Write out all lines holding the word "pomocą".

----- Data supplied -----

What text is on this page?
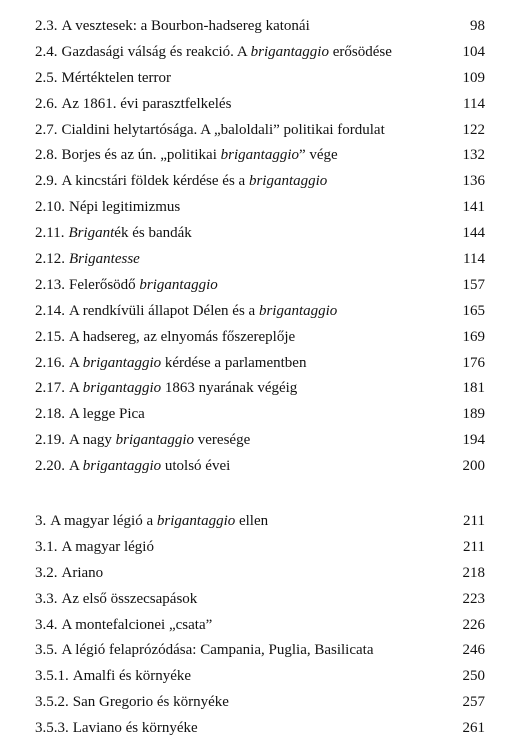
2.3. A vesztesek: a Bourbon-hadsereg katonái	98
2.4. Gazdasági válság és reakció. A brigantaggio erősödése	104
2.5. Mértéktelen terror	109
2.6. Az 1861. évi parasztfelkelés	114
2.7. Cialdini helytartósága. A „baloldali” politikai fordulat	122
2.8. Borjes és az ún. „politikai brigantaggio” vége	132
2.9. A kincstári földek kérdése és a brigantaggio	136
2.10. Népi legitimizmus	141
2.11. Briganték és bandák	144
2.12. Brigantesse	114
2.13. Felerősödő brigantaggio	157
2.14. A rendkívüli állapot Délen és a brigantaggio	165
2.15. A hadsereg, az elnyomás főszereplője	169
2.16. A brigantaggio kérdése a parlamentben	176
2.17. A brigantaggio 1863 nyarának végéig	181
2.18. A legge Pica	189
2.19. A nagy brigantaggio veresége	194
2.20. A brigantaggio utolsó évei	200
3. A magyar légió a brigantaggio ellen	211
3.1. A magyar légió	211
3.2. Ariano	218
3.3. Az első összecsapások	223
3.4. A montefalcionei „csata”	226
3.5. A légió felaprózódása: Campania, Puglia, Basilicata	246
3.5.1. Amalfi és környéke	250
3.5.2. San Gregorio és környéke	257
3.5.3. Laviano és környéke	261
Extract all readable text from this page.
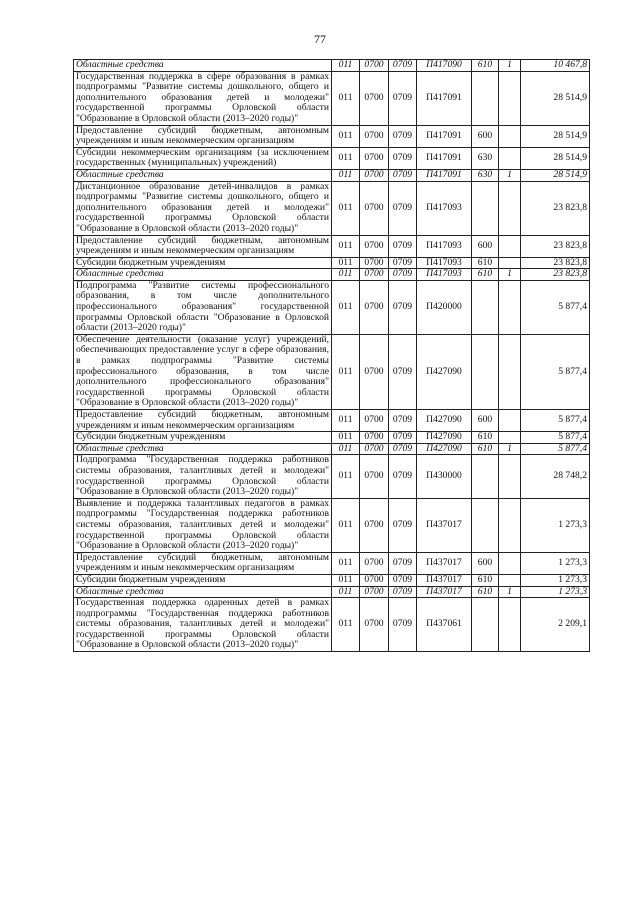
77
Областные средства	011	0700	0709	П417090	610	1	10 467,8
Государственная поддержка в сфере образования в рамках подпрограммы "Развитие системы дошкольного, общего и дополнительного образования детей и молодежи" государственной программы Орловской области "Образование в Орловской области (2013–2020 годы)"	011	0700	0709	П417091			28 514,9
Предоставление субсидий бюджетным, автономным учреждениям и иным некоммерческим организациям	011	0700	0709	П417091	600		28 514,9
Субсидии некоммерческим организациям (за исключением государственных (муниципальных) учреждений)	011	0700	0709	П417091	630		28 514,9
Областные средства	011	0700	0709	П417091	630	1	28 514,9
Дистанционное образование детей-инвалидов в рамках подпрограммы "Развитие системы дошкольного, общего и дополнительного образования детей и молодежи" государственной программы Орловской области "Образование в Орловской области (2013–2020 годы)"	011	0700	0709	П417093			23 823,8
Предоставление субсидий бюджетным, автономным учреждениям и иным некоммерческим организациям	011	0700	0709	П417093	600		23 823,8
Субсидии бюджетным учреждениям	011	0700	0709	П417093	610		23 823,8
Областные средства	011	0700	0709	П417093	610	1	23 823,8
Подпрограмма "Развитие системы профессионального образования, в том числе дополнительного профессионального образования" государственной программы Орловской области "Образование в Орловской области (2013–2020 годы)"	011	0700	0709	П420000			5 877,4
Обеспечение деятельности (оказание услуг) учреждений, обеспечивающих предоставление услуг в сфере образования, в рамках подпрограммы "Развитие системы профессионального образования, в том числе дополнительного профессионального образования" государственной программы Орловской области "Образование в Орловской области (2013–2020 годы)"	011	0700	0709	П427090			5 877,4
Предоставление субсидий бюджетным, автономным учреждениям и иным некоммерческим организациям	011	0700	0709	П427090	600		5 877,4
Субсидии бюджетным учреждениям	011	0700	0709	П427090	610		5 877,4
Областные средства	011	0700	0709	П427090	610	1	5 877,4
Подпрограмма "Государственная поддержка работников системы образования, талантливых детей и молодежи" государственной программы Орловской области "Образование в Орловской области (2013–2020 годы)"	011	0700	0709	П430000			28 748,2
Выявление и поддержка талантливых педагогов в рамках подпрограммы "Государственная поддержка работников системы образования, талантливых детей и молодежи" государственной программы Орловской области "Образование в Орловской области (2013–2020 годы)"	011	0700	0709	П437017			1 273,3
Предоставление субсидий бюджетным, автономным учреждениям и иным некоммерческим организациям	011	0700	0709	П437017	600		1 273,3
Субсидии бюджетным учреждениям	011	0700	0709	П437017	610		1 273,3
Областные средства	011	0700	0709	П437017	610	1	1 273,3
Государственная поддержка одаренных детей в рамках подпрограммы "Государственная поддержка работников системы образования, талантливых детей и молодежи" государственной программы Орловской области "Образование в Орловской области (2013–2020 годы)"	011	0700	0709	П437061			2 209,1
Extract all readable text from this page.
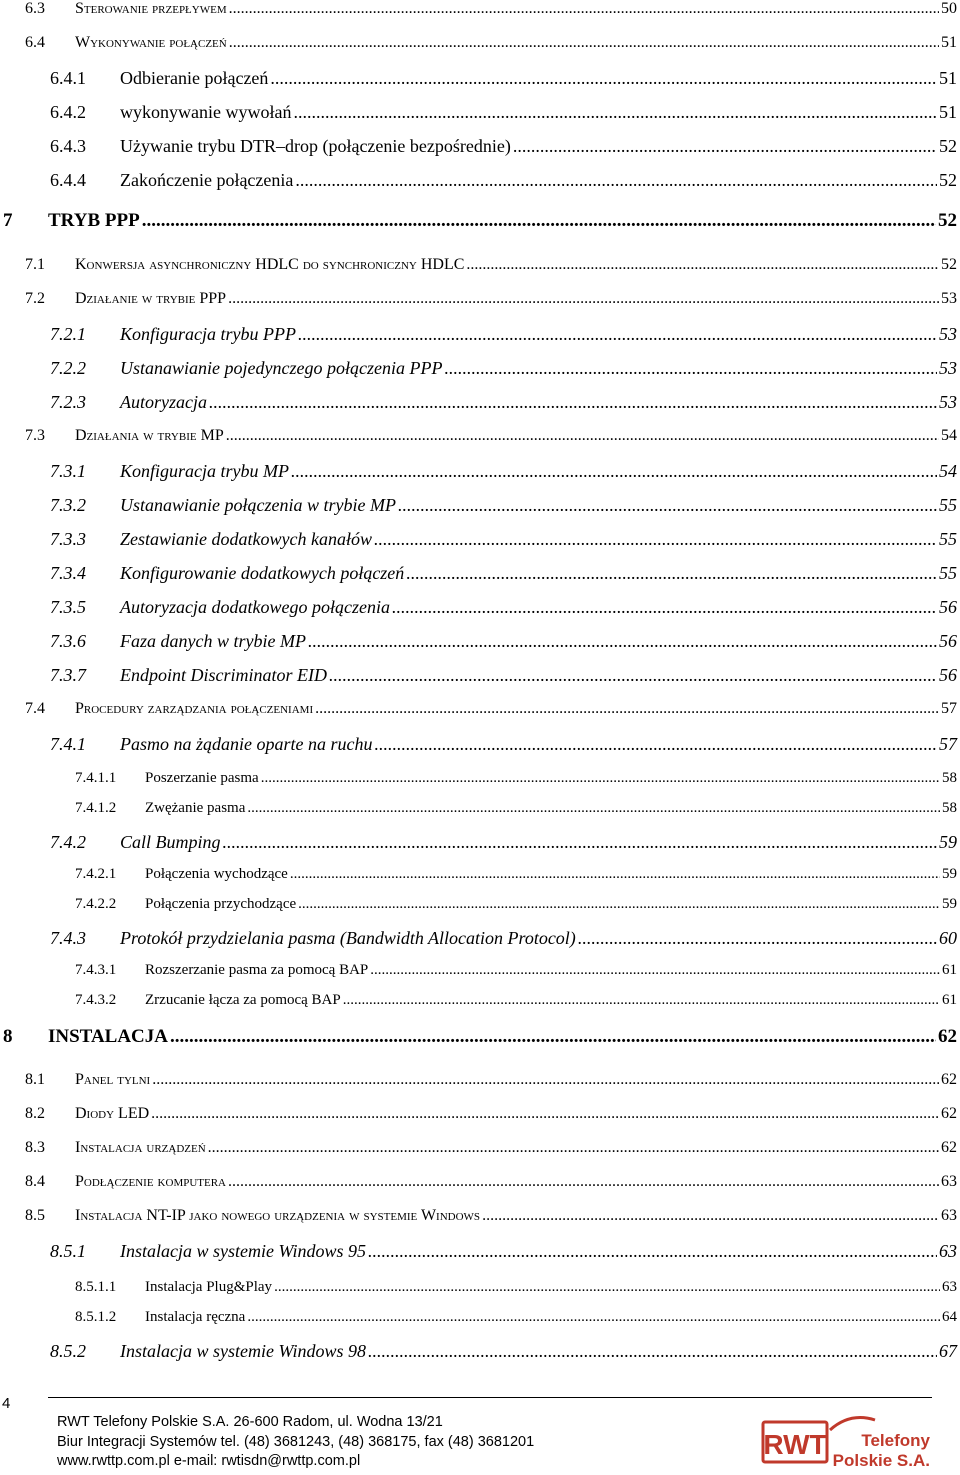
6.3 Sterowanie przepływem .....	50
6.4 Wykonywanie połączeń .....	51
6.4.1 Odbieranie połączeń .....	51
6.4.2 wykonywanie wywołań .....	51
6.4.3 Używanie trybu DTR–drop (połączenie bezpośrednie) .....	52
6.4.4 Zakończenie połączenia .....	52
7 TRYB PPP .....	52
7.1 Konwersja asynchroniczny HDLC do synchroniczny HDLC .....	52
7.2 Działanie w trybie PPP .....	53
7.2.1 Konfiguracja trybu PPP .....	53
7.2.2 Ustanawianie pojedynczego połączenia PPP .....	53
7.2.3 Autoryzacja .....	53
7.3 Działania w trybie MP .....	54
7.3.1 Konfiguracja trybu MP .....	54
7.3.2 Ustanawianie połączenia w trybie MP .....	55
7.3.3 Zestawianie dodatkowych kanałów .....	55
7.3.4 Konfigurowanie dodatkowych połączeń .....	55
7.3.5 Autoryzacja dodatkowego połączenia .....	56
7.3.6 Faza danych w trybie MP .....	56
7.3.7 Endpoint Discriminator EID .....	56
7.4 Procedury zarządzania połączeniami .....	57
7.4.1 Pasmo na żądanie oparte na ruchu .....	57
7.4.1.1 Poszerzanie pasma .....	58
7.4.1.2 Zwężanie pasma .....	58
7.4.2 Call Bumping .....	59
7.4.2.1 Połączenia wychodzące .....	59
7.4.2.2 Połączenia przychodzące .....	59
7.4.3 Protokół przydzielania pasma (Bandwidth Allocation Protocol) .....	60
7.4.3.1 Rozszerzanie pasma za pomocą BAP .....	61
7.4.3.2 Zrzucanie łącza za pomocą BAP .....	61
8 INSTALACJA .....	62
8.1 Panel tylni .....	62
8.2 Diody LED .....	62
8.3 Instalacja urządzeń .....	62
8.4 Podłączenie komputera .....	63
8.5 Instalacja NT-IP jako nowego urządzenia w systemie Windows .....	63
8.5.1 Instalacja w systemie Windows 95 .....	63
8.5.1.1 Instalacja Plug&Play .....	63
8.5.1.2 Instalacja ręczna .....	64
8.5.2 Instalacja w systemie Windows 98 .....	67
4
RWT Telefony Polskie S.A. 26-600 Radom, ul. Wodna 13/21
Biur Integracji Systemów tel. (48) 3681243, (48) 368175, fax (48) 3681201
www.rwttp.com.pl e-mail: rwtisdn@rwttp.com.pl
RWT Telefony
Polskie S.A.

-----

*Final result*.
7.4.3.1 Rozszerzanie pasma za pomocą BAP .....	61
7.4.3.2 Zrzucanie łącza za pomocą BAP .....	61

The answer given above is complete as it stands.